Лютер считал, что свободным христианина делают не какие-то религиозные институты, в том числе и Церковь, а только его личная вера в Бога и силу Слова Божьего. Никаких институций между Богом и человеком быть не должно. Они лишь ограничивают свободу его веры, заковывают ее в кандалы церковного авторитета, толкают к лицемерию, извращают истину веры. Для соединения бога с человеком не нужны посредники. Его разум и душа позволяют общаться с Богом непосредственно. Свобода человека в его личной вере в Бога и его Слово. И это право человека (право на личную веру) никто у него отобрать не может, ибо он рожден (сотворен) свободным.

Так рождался протестантский индивидуализм и рационализм, получивший дальнейшее развитие в философской мысли Нового времени. Так, при активном участии западного христианства, закладывались основы либеральной идеологии, идеологии свободы и прав человека, утверждавшей, что человек от природы имеет преимущественные права перед любым сообществом, что от этих сообществ свободу человека надо защищать, что все учреждения, создаваемые сообществами есть антиподы свободы, орудие подавления свободы личности, что единственным носителем свободы является индивид.

Нельзя утверждать, что европейская философия Нового времени безоговорочно приняла лютеранскую индивидуализацию свободы, однако проложенное ею русло сущностных изменений не претерпело изменений. Хотя европейские мыслители XVII-XVIII вв. приняли идею Лютера о том, что главным душителем свободы является Католическая церковь, олицетворяющая христианство, которое Вольтер считал "самой смехотворной, нелепой и кровавой из всех религий", известных истории человечества. Именно через эту призму отвержения христианства рассматривало большинство мыслителей Просвещения проблему свободы человека. Для того, чтобы освободить человека, необходимо освободить его от духовного гнета Церкви, религии вообще, считали они.

С этих пор свобода и необходимость неразрывно соединяются или, по словам Б. П. Вышеславцева, западноевропейская философская мысль, начиная с Канта, "вгоняет свободу в жесткую связь с необходимостью". Кант первым рассмотрел эту связь как антиномию. При этом он понимает необходимость категорически, как "то, противоположное чему само по себе невозможно". Этим "то", по Канту, являются нравственный закон, ограничивающий свободу воли, не допускающий того, чтобы она превращалась в произвол. Впрочем, полной ясности Кант в проблему свободы не внес, что дало право В. С. Соловьеву утверждать: "Теоретические рассуждения Канта о свободе и необходимости отличаются такой же неясностью, как и его взгляд на трансцендентального субъекта и на связь последнего с субъектом эмпирическим"[6].

Это и не удивительно. Как истинный либерал, скептически (если не враждебно) относящийся с религии, Кант, тем не менее, не мог не понимать, что окончательный ответ на проблему свободы надо искать не в отвлеченных умозрительных построениях и не в природной или иной необходимости, а в истине, толкуемой не с позиции релятивизма и скептицизма, а с позиций ее абсолютности. А это путь к Богу, который есть "путь, истина и жизнь". Признать то, что Бог и есть абсолютная истина, ведущая к свободе ("познайте истину и она сделает вас свободными"), агностик и безбожник Кант не мог и заменил Бога природно-нравственной необходимостью.

ИСХОДНЫЕ ДАННЫЕ:
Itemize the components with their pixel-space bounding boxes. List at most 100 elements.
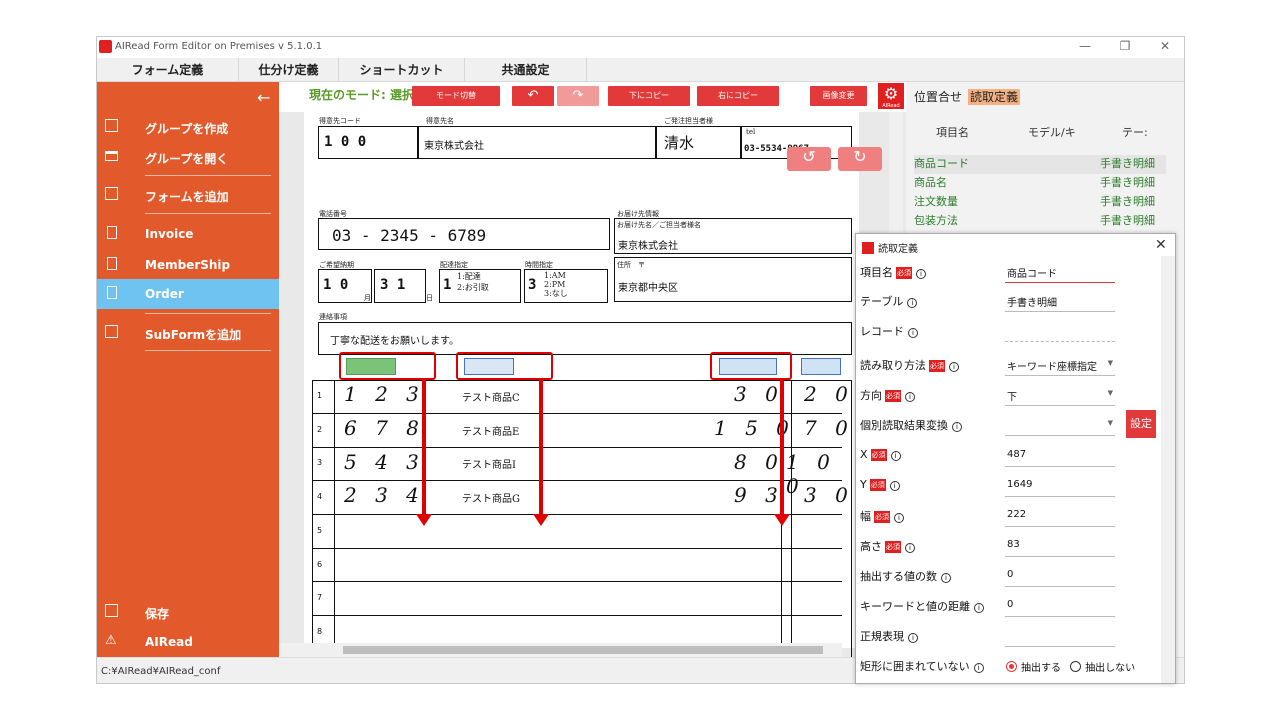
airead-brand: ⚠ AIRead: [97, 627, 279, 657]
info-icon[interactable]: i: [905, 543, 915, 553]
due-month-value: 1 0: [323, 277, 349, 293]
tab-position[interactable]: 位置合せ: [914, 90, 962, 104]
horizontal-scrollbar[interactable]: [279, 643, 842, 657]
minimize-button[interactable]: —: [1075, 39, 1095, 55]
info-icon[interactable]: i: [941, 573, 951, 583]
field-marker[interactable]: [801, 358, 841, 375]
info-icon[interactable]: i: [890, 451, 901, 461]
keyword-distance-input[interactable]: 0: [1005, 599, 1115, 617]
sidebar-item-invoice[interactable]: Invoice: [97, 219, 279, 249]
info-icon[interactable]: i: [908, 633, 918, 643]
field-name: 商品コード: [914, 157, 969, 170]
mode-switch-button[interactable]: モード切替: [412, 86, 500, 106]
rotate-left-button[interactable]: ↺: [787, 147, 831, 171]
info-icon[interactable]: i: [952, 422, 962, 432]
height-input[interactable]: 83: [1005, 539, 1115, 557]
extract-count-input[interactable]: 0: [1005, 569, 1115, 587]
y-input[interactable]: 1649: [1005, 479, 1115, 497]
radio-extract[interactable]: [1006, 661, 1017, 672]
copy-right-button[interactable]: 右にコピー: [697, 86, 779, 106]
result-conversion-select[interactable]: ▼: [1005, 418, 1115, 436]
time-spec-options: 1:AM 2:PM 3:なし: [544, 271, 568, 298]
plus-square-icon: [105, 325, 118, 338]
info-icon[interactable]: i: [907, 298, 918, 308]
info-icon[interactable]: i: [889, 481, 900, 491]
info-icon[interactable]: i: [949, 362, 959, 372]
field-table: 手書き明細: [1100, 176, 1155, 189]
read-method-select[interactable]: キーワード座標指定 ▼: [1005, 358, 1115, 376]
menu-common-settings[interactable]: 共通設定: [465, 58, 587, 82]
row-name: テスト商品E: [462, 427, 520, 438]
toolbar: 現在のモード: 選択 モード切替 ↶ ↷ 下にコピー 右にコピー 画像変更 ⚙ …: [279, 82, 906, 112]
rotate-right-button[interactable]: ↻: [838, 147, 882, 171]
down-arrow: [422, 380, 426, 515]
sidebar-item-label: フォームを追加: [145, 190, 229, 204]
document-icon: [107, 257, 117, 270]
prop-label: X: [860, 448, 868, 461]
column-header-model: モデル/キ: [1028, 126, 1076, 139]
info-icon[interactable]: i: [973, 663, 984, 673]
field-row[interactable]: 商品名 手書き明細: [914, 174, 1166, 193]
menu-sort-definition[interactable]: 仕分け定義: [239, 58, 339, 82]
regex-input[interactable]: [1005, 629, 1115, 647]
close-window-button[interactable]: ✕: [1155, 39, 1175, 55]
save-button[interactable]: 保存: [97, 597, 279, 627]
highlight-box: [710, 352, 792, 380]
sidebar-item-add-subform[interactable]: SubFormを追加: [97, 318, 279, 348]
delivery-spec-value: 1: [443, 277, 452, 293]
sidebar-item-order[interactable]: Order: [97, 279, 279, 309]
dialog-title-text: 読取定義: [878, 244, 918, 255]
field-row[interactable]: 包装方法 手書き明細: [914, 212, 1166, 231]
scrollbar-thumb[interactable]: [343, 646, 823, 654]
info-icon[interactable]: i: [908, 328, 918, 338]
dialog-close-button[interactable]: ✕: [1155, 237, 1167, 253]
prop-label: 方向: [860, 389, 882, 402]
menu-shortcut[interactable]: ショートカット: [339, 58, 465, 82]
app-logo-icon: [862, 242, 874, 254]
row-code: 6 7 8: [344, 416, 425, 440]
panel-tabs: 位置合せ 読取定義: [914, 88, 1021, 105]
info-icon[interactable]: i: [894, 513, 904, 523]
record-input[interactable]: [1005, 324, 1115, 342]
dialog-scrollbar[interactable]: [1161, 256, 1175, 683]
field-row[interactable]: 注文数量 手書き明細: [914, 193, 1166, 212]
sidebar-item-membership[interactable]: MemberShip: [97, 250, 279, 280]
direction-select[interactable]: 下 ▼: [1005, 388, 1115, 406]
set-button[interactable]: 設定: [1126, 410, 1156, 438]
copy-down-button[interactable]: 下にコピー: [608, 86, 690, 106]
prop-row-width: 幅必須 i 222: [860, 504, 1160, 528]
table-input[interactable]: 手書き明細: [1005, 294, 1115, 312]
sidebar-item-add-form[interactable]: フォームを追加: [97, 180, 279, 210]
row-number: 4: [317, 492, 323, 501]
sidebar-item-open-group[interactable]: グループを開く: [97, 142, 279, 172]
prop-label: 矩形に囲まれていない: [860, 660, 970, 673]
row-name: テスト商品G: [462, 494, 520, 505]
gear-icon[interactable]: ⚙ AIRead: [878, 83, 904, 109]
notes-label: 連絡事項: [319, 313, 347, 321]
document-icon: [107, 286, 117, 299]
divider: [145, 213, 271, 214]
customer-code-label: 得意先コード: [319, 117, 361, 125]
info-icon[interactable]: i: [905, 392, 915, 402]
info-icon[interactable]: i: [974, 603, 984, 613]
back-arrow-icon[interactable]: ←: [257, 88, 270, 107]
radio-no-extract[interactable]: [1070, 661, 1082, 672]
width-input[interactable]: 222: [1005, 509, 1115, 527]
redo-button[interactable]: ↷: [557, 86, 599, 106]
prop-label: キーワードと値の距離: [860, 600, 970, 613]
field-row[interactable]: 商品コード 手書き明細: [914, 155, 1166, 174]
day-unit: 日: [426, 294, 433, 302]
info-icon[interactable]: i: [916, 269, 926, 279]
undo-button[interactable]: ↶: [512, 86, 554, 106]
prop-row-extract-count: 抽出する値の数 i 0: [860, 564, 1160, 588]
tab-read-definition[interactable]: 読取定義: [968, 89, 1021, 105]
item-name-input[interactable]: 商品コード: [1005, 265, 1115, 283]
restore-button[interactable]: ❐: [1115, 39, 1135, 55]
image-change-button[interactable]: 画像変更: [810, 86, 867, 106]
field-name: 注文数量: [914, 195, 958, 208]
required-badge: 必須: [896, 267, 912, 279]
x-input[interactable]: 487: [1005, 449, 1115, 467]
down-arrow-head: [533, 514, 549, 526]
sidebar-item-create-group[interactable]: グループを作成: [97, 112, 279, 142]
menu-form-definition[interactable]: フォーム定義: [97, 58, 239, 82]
...
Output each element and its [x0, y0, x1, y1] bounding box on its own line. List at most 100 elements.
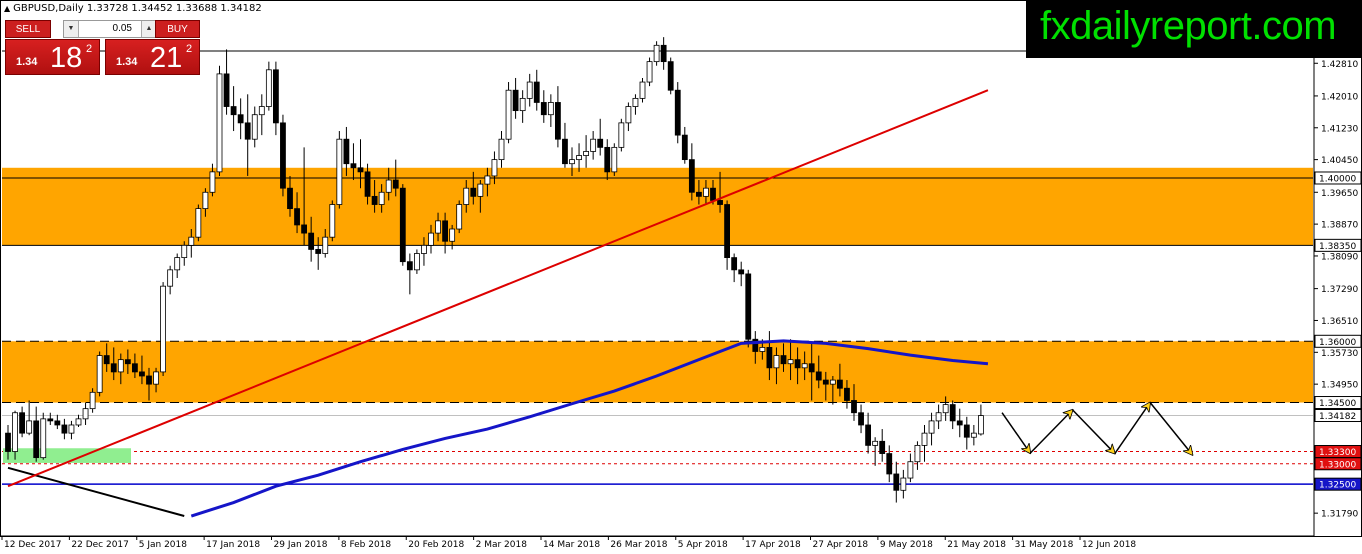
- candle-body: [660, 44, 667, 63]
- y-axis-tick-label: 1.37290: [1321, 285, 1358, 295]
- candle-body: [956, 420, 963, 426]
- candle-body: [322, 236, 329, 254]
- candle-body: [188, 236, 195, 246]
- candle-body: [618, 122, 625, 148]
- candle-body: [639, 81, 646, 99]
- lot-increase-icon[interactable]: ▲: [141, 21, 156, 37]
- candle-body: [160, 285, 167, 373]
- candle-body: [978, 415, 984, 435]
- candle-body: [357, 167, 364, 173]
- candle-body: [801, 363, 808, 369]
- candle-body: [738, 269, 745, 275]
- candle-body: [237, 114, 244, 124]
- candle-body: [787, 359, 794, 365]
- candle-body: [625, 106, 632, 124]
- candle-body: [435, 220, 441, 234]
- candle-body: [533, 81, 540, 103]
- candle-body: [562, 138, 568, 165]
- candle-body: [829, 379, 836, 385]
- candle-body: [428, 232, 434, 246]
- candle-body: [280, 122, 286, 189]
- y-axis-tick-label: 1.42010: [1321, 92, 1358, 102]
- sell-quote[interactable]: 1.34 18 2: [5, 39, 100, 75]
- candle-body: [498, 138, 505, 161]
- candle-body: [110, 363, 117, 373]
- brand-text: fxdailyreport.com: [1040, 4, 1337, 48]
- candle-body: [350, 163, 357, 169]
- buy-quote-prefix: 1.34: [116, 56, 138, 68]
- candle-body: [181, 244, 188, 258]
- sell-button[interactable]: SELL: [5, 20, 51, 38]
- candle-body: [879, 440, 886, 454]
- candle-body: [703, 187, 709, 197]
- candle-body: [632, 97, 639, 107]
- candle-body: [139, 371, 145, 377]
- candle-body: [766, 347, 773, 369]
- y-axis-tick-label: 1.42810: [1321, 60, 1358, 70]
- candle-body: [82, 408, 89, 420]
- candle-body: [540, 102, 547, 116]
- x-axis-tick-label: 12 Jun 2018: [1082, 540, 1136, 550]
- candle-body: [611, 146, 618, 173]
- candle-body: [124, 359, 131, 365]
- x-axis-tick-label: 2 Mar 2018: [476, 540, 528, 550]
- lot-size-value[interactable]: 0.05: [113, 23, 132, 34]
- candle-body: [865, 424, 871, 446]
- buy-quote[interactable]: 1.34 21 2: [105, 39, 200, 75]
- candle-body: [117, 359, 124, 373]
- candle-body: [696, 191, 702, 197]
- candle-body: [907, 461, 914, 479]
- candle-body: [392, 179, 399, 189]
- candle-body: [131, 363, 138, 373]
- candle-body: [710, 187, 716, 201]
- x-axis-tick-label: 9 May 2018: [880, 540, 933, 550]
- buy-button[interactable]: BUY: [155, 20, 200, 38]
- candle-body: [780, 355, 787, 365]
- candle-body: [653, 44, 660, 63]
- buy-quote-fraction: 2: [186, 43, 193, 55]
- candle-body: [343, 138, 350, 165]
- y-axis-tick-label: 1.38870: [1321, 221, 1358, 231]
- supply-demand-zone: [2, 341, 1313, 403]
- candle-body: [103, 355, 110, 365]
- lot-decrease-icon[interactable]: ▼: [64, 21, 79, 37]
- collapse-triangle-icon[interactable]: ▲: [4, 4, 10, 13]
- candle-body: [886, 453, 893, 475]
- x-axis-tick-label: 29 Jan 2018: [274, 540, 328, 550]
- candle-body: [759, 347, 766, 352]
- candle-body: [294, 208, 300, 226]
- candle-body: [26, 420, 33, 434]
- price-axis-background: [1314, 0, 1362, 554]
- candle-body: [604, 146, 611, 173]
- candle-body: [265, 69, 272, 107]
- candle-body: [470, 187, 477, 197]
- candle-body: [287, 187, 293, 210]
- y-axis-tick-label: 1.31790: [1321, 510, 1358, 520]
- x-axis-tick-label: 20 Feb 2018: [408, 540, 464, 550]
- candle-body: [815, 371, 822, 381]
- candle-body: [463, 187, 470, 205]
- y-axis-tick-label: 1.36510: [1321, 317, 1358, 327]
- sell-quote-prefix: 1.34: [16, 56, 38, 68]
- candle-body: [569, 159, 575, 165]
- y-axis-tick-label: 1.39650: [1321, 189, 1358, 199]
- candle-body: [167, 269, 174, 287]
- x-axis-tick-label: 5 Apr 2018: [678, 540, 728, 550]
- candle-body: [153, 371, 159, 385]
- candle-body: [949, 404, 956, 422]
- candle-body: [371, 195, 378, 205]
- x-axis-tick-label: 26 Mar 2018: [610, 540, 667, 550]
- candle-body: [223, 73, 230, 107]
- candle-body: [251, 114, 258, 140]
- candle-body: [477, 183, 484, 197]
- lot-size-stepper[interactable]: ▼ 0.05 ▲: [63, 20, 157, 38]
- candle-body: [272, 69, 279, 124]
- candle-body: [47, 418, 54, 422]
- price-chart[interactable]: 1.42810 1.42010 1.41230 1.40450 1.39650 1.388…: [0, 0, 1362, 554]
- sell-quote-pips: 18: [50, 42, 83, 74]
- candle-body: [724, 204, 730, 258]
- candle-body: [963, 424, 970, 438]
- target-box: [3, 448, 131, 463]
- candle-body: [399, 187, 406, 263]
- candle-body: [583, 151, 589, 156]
--
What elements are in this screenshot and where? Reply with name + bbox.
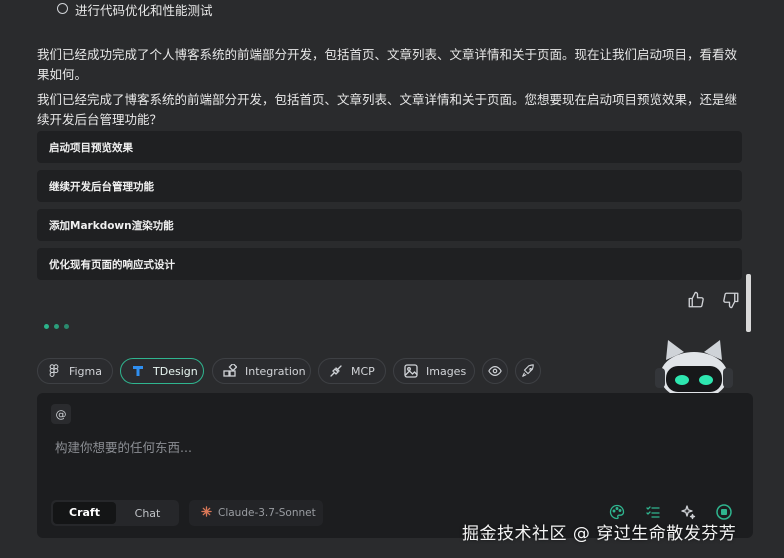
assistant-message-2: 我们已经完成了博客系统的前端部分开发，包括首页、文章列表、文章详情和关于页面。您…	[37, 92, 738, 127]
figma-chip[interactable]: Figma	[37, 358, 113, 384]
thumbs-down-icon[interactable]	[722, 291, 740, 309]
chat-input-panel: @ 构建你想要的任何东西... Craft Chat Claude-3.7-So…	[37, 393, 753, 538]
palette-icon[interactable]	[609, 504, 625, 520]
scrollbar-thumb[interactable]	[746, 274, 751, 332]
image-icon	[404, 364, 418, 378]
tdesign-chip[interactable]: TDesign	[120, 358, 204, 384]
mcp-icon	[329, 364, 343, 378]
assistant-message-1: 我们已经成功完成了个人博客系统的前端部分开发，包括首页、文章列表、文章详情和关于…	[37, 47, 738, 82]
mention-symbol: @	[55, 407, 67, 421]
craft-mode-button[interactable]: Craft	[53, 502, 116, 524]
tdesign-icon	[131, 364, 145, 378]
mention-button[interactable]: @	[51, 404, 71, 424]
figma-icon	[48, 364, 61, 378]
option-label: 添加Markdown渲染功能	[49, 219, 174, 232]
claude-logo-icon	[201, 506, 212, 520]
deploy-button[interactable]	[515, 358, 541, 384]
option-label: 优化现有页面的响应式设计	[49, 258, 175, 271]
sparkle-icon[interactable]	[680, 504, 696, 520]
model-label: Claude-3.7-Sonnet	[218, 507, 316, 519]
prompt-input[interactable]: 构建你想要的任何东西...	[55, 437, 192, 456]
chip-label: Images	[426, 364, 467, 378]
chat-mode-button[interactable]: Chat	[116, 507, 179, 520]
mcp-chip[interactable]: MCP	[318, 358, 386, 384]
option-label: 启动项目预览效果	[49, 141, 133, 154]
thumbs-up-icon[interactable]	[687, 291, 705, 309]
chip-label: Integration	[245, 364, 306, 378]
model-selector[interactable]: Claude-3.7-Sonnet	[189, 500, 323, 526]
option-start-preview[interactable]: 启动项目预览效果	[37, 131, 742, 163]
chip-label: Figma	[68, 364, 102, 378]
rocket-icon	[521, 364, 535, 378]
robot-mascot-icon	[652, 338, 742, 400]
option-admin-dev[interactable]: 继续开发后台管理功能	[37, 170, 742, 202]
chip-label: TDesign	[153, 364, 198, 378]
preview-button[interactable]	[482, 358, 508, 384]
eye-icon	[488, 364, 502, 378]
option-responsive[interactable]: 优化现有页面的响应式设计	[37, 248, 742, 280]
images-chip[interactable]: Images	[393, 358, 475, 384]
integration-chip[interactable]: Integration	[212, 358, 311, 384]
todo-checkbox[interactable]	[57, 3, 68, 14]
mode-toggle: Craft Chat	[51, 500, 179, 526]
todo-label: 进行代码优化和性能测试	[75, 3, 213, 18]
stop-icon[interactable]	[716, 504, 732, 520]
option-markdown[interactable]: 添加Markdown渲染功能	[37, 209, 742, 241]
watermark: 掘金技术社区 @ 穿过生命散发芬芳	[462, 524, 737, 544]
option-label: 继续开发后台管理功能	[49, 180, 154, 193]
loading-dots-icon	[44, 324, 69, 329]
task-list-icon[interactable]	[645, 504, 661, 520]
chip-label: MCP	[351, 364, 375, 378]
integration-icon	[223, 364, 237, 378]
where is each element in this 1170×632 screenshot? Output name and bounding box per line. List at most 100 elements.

ЗАДАЧИ ДЛЯ РЕШЕНИЯ:
A: Кто, согласно отрывку о свободе, первым рассмотрел связь свободы и необходимости как антиномию?
B: Продолжите, пожалуйста, отрывок о свободе, начиная сразу после его последнего предложения.

ОТВЕТЫ ПО ЗАДАЧАМ:
A: Кант.

B:
Однако признаем в качестве положительного факта то, что Кант связал свободу с необходимостью и тем создал базу для дальнейших философских поисков в области свободы как таковой.

Утверждение Кантом метафизической связи свободы и необходимости через нравственность вызвало интерес у многих философов Запада. Назовем среди них прежде всего соотечественников Канта: Фихте, Шеллинга, Шопенгауэра. Однако наиболее значительный вклад в философское обоснование свободы и ее связи с необходимостью внес Гегель. По мнению Ф. Энгельса, Гегель первым "правильно представил соотношение свободы и необходимости"[7].

Гегель считал, что материальным основанием свободы является частная собственность, в которой личность имеет возможность реализовать свою свободу. Достичь полной свободы в условиях гражданского общества невозможно, поскольку оно буквально раздирается противоречивыми интересами антагонистических групп. Гегель убежден, что истинная свобода в обществе может быть обеспечена только государством, на базе и в рамках государства. Идеальным вариантом такого государства, обеспечивающим реальную свободу, является, по Гегелю, прусская монархия.

Именно гегелевское понимание свободы как познанной необходимости воспринял марксизм, поставивший во главу угла достижения свободы через насильственное решение экономических, социальных и политических проблем. Но, если материальной базой обеспечения свободы Гегель видел в частной собственности, то марксизм рассматривал в качестве такой основы общественную собственность. Если гарантом свободы у Гегеля выступает государство и установленное им право, то в марксизме таким гарантом становятся естественные законы природы, познанные человеком. В "Анти-Дюринге" Ф. Энгельс писал: "Не в воображаемой независимости от законов природы заключается свободы, а в познании этих законов и в основанной на этом знании возможности планомерно заставлять законы природы действовать для определенных целей. Это относится как к законам внешней природы, так и к законам, управляющим телесным и духовным бытием самого человека... Свобода воли означает, следовательно, не что иное, как способность принимать решения со знанием дела"[8].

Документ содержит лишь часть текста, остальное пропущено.